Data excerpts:
---+---

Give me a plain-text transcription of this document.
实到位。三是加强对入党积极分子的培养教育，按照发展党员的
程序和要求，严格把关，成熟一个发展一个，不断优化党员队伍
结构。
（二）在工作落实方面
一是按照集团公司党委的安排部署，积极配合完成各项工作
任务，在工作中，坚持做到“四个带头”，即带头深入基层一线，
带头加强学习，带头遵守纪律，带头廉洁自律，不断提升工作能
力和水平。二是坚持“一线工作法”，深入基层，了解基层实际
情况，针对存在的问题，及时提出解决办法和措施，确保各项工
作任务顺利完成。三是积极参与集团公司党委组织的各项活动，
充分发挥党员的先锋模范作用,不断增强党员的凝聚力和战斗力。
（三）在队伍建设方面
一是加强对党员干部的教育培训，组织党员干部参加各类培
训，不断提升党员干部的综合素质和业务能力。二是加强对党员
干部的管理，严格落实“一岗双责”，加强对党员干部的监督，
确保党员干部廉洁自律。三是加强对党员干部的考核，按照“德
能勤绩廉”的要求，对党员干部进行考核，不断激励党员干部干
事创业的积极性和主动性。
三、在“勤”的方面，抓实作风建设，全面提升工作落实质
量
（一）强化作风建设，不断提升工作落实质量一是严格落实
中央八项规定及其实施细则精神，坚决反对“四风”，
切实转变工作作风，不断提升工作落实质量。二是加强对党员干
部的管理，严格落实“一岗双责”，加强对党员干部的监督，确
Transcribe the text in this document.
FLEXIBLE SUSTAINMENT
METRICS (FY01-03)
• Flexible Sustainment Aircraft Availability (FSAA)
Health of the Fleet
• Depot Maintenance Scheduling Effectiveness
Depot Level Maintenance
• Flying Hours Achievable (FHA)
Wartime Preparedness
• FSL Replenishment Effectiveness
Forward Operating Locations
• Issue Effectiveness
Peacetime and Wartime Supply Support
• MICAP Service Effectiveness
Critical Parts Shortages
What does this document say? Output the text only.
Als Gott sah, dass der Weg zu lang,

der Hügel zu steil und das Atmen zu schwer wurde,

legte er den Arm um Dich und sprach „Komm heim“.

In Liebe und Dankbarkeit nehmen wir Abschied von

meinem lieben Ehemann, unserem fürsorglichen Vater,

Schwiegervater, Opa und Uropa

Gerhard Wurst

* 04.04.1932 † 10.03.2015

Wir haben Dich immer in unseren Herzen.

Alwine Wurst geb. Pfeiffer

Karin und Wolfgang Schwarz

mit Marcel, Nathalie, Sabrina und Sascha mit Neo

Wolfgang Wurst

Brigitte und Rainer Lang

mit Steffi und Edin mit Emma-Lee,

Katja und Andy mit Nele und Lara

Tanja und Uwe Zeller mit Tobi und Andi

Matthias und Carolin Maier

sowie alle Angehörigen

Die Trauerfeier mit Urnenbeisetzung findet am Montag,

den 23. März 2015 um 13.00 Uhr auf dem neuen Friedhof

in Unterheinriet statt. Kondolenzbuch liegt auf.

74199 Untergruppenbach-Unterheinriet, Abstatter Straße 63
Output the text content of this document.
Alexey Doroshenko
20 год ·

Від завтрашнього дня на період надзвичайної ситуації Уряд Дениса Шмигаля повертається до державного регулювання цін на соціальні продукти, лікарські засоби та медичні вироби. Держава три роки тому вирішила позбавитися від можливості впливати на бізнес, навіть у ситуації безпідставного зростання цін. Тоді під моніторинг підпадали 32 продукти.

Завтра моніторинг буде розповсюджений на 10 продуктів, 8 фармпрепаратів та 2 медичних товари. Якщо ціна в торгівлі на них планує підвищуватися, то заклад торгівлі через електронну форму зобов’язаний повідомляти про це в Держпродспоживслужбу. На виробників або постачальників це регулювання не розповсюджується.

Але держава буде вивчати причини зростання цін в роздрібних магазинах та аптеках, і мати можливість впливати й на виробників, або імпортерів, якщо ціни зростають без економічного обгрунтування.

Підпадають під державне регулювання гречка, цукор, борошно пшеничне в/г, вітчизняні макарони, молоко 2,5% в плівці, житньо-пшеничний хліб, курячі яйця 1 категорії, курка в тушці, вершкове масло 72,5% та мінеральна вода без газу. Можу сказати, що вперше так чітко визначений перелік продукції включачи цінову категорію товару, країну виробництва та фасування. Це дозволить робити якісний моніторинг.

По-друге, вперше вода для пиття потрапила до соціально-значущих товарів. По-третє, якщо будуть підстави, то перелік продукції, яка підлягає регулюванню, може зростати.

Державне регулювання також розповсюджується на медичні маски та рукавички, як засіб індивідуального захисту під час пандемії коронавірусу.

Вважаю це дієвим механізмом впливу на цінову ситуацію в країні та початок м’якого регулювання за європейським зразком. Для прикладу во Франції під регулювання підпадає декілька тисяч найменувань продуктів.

---+---

__The problem__
Output the data above exactly, please, line for line.

__Result below__
Give me a plain-text transcription of this document.
实到位。三是加强对入党积极分子的培养教育，按照发展党员的
程序和要求，严格把关，成熟一个发展一个，不断优化党员队伍
结构。
（二）在工作落实方面
一是按照集团公司党委的安排部署，积极配合完成各项工作
任务，在工作中，坚持做到“四个带头”，即带头深入基层一线，
带头加强学习，带头遵守纪律，带头廉洁自律，不断提升工作能
力和水平。二是坚持“一线工作法”，深入基层，了解基层实际
情况，针对存在的问题，及时提出解决办法和措施，确保各项工
作任务顺利完成。三是积极参与集团公司党委组织的各项活动，
充分发挥党员的先锋模范作用,不断增强党员的凝聚力和战斗力。
（三）在队伍建设方面
一是加强对党员干部的教育培训，组织党员干部参加各类培
训，不断提升党员干部的综合素质和业务能力。二是加强对党员
干部的管理，严格落实“一岗双责”，加强对党员干部的监督，
确保党员干部廉洁自律。三是加强对党员干部的考核，按照“德
能勤绩廉”的要求，对党员干部进行考核，不断激励党员干部干
事创业的积极性和主动性。
三、在“勤”的方面，抓实作风建设，全面提升工作落实质
量
（一）强化作风建设，不断提升工作落实质量一是严格落实
中央八项规定及其实施细则精神，坚决反对“四风”，
切实转变工作作风，不断提升工作落实质量。二是加强对党员干
部的管理，严格落实“一岗双责”，加强对党员干部的监督，确
Transcribe the text in this document.
FLEXIBLE SUSTAINMENT
METRICS (FY01-03)
• Flexible Sustainment Aircraft Availability (FSAA)
Health of the Fleet
• Depot Maintenance Scheduling Effectiveness
Depot Level Maintenance
• Flying Hours Achievable (FHA)
Wartime Preparedness
• FSL Replenishment Effectiveness
Forward Operating Locations
• Issue Effectiveness
Peacetime and Wartime Supply Support
• MICAP Service Effectiveness
Critical Parts Shortages
What does this document say? Output the text only.
Als Gott sah, dass der Weg zu lang,

der Hügel zu steil und das Atmen zu schwer wurde,

legte er den Arm um Dich und sprach „Komm heim“.

In Liebe und Dankbarkeit nehmen wir Abschied von

meinem lieben Ehemann, unserem fürsorglichen Vater,

Schwiegervater, Opa und Uropa

Gerhard Wurst

* 04.04.1932 † 10.03.2015

Wir haben Dich immer in unseren Herzen.

Alwine Wurst geb. Pfeiffer

Karin und Wolfgang Schwarz

mit Marcel, Nathalie, Sabrina und Sascha mit Neo

Wolfgang Wurst

Brigitte und Rainer Lang

mit Steffi und Edin mit Emma-Lee,

Katja und Andy mit Nele und Lara

Tanja und Uwe Zeller mit Tobi und Andi

Matthias und Carolin Maier

sowie alle Angehörigen

Die Trauerfeier mit Urnenbeisetzung findet am Montag,

den 23. März 2015 um 13.00 Uhr auf dem neuen Friedhof

in Unterheinriet statt. Kondolenzbuch liegt auf.

74199 Untergruppenbach-Unterheinriet, Abstatter Straße 63
Output the text content of this document.
Alexey Doroshenko
20 год ·

Від завтрашнього дня на період надзвичайної ситуації Уряд Дениса Шмигаля повертається до державного регулювання цін на соціальні продукти, лікарські засоби та медичні вироби. Держава три роки тому вирішила позбавитися від можливості впливати на бізнес, навіть у ситуації безпідставного зростання цін. Тоді під моніторинг підпадали 32 продукти.

Завтра моніторинг буде розповсюджений на 10 продуктів, 8 фармпрепаратів та 2 медичних товари. Якщо ціна в торгівлі на них планує підвищуватися, то заклад торгівлі через електронну форму зобов’язаний повідомляти про це в Держпродспоживслужбу. На виробників або постачальників це регулювання не розповсюджується.

Але держава буде вивчати причини зростання цін в роздрібних магазинах та аптеках, і мати можливість впливати й на виробників, або імпортерів, якщо ціни зростають без економічного обгрунтування.

Підпадають під державне регулювання гречка, цукор, борошно пшеничне в/г, вітчизняні макарони, молоко 2,5% в плівці, житньо-пшеничний хліб, курячі яйця 1 категорії, курка в тушці, вершкове масло 72,5% та мінеральна вода без газу. Можу сказати, що вперше так чітко визначений перелік продукції включачи цінову категорію товару, країну виробництва та фасування. Це дозволить робити якісний моніторинг.

По-друге, вперше вода для пиття потрапила до соціально-значущих товарів. По-третє, якщо будуть підстави, то перелік продукції, яка підлягає регулюванню, може зростати.

Державне регулювання також розповсюджується на медичні маски та рукавички, як засіб індивідуального захисту під час пандемії коронавірусу.

Вважаю це дієвим механізмом впливу на цінову ситуацію в країні та початок м’якого регулювання за європейським зразком. Для прикладу во Франції під регулювання підпадає декілька тисяч найменувань продуктів.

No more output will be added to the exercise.